TUGAS ANDA
Lanjutkan berita tentang acara Forum Negarawan ke-11 di bawah ini, mulai setelah kalimat terakhirnya.

TEKS YANG DIBERIKAN
Menyongsong Pemilu 2024 Forum Negarawan Gelar Acara ke-11 “Serukan Indonesia Damai”
Jakarta – Forum Negarawan menyerukan terselenggaranya pemilu yang tepat waktu, aman, damai, jujur, adil, bebas, rahasia, transpransi, terhormat dan bermartabat. Demikian salah satu dari 7 butir yang diserukan dalam acara Forum Negarawan ke-11 di Pura Mustika Dharma, Kopassus, Cijantung, Jakarta Kamis, (11/01/2024). Acara dengan tema: Cahaya Spiritual Menjadi Pemandu Menangani Permasalahan Negara.
“Seruan Indonesia Damai” dibacakan secara bergantian yang dipandu oleh Sri Eko Sriyanto Galgendu dan Prof. Yudhie Haryono bersama dr. Tifauzia Tyassuma, Mayjen Purn Wisnu Bawa Tenaya, Anak Agung Suryawan W, Prof. Dr. Siti Fadilah, MasVo Thoyib J.A, Sri Murdianingsih Suhardi dan Setyo Hajar Dewantoro.

DATA MASUKAN
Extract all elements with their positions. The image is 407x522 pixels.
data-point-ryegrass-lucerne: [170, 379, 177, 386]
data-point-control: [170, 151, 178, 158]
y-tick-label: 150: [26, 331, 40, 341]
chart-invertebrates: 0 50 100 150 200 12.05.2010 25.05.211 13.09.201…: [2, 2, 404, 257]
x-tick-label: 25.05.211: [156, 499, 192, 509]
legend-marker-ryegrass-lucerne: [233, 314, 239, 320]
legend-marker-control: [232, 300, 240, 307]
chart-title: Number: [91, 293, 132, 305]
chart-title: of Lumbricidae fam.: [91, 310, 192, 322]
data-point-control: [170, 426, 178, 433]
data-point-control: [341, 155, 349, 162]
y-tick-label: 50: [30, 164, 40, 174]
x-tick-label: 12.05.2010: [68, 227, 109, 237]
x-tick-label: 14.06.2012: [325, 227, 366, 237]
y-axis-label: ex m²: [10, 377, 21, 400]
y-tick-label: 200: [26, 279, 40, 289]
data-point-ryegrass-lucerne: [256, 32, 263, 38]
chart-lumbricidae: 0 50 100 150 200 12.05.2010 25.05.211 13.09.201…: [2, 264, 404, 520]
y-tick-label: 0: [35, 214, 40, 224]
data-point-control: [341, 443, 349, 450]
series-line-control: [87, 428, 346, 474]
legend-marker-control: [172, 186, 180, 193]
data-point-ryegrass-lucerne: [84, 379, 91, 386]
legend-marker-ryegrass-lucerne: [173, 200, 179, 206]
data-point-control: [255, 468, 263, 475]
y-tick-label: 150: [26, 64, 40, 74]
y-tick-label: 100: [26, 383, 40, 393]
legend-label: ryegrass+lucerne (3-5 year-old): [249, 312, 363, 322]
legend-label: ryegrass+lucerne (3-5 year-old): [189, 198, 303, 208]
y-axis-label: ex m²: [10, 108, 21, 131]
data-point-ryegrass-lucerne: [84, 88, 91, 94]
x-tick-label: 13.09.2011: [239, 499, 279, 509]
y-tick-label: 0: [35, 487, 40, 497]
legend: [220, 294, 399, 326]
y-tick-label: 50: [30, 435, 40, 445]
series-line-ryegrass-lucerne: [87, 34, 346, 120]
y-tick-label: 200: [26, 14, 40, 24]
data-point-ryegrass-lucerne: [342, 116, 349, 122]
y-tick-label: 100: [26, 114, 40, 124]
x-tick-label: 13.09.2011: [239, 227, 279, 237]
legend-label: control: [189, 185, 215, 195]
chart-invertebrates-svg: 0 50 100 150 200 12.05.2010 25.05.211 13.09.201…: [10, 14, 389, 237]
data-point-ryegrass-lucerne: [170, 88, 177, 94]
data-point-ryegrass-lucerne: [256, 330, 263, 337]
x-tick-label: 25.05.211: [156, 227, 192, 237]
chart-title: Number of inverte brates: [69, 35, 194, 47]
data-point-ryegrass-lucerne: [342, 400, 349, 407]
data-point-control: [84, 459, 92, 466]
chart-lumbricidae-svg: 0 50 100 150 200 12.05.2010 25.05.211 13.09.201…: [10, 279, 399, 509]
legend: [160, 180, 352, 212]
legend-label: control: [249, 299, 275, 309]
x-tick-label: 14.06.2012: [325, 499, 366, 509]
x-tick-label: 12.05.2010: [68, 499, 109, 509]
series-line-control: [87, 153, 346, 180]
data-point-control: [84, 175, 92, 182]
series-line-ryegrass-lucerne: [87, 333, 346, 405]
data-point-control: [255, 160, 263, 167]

HASILNYA BERIKUT
Adapun 7 butir tersebut adalah mengajak, menghimbau dan menegaskan; pertama, terselenggaranya pemilu yang tepat waktu, aman, damai, jujur, adil, bebas, rahasia, transpransi, terhormat dan bermartabat. Kedua, terwujudnya netralitas penyelenggara pemilu, netralitas aparatur negara dalam Pilpres dan Pileg. Ketiga, menjaga stablitas sosial, stablitas politik dan stablitas keamanan nasional. Keempat, mencegah penyebaran aktifitas bohong (hoax) yang berpotensi memecah belah bangsa. Kelima, menghentikan berbagai aktifitas skenario konflik sosial dan konflik politik. Keenam, menyerukan semua warga bangsa untuk menggerakkan doa dan menggerakkan kekuatan spritual demi dan untuk keselamatan bangsa dan NKRI. Ketujuh, mengajak negarawan, tokoh masyarakat, tokoh agama, tokoh adat di seluruh Indonesia merapatkan barisan, memperkokoh serta meneguhkan solidaritas sosial dan solidaritas kebangsaan sebagai gerakan Indonesia Damai di semua tingkatan secara terpadu dan berkelanjutan.
Dalam paparan dr. Tifauzia Tyassuma dalam pandangannya menegaskan pentingnya cahaya spritual untuk menuju kejayaan Indonesia.
“Mari bersama berdoa, agar cahaya spritual ini. Semoga kita mendapat pemimpin, menjadi pemandu menuju Indonesia yang adil dan beradab.”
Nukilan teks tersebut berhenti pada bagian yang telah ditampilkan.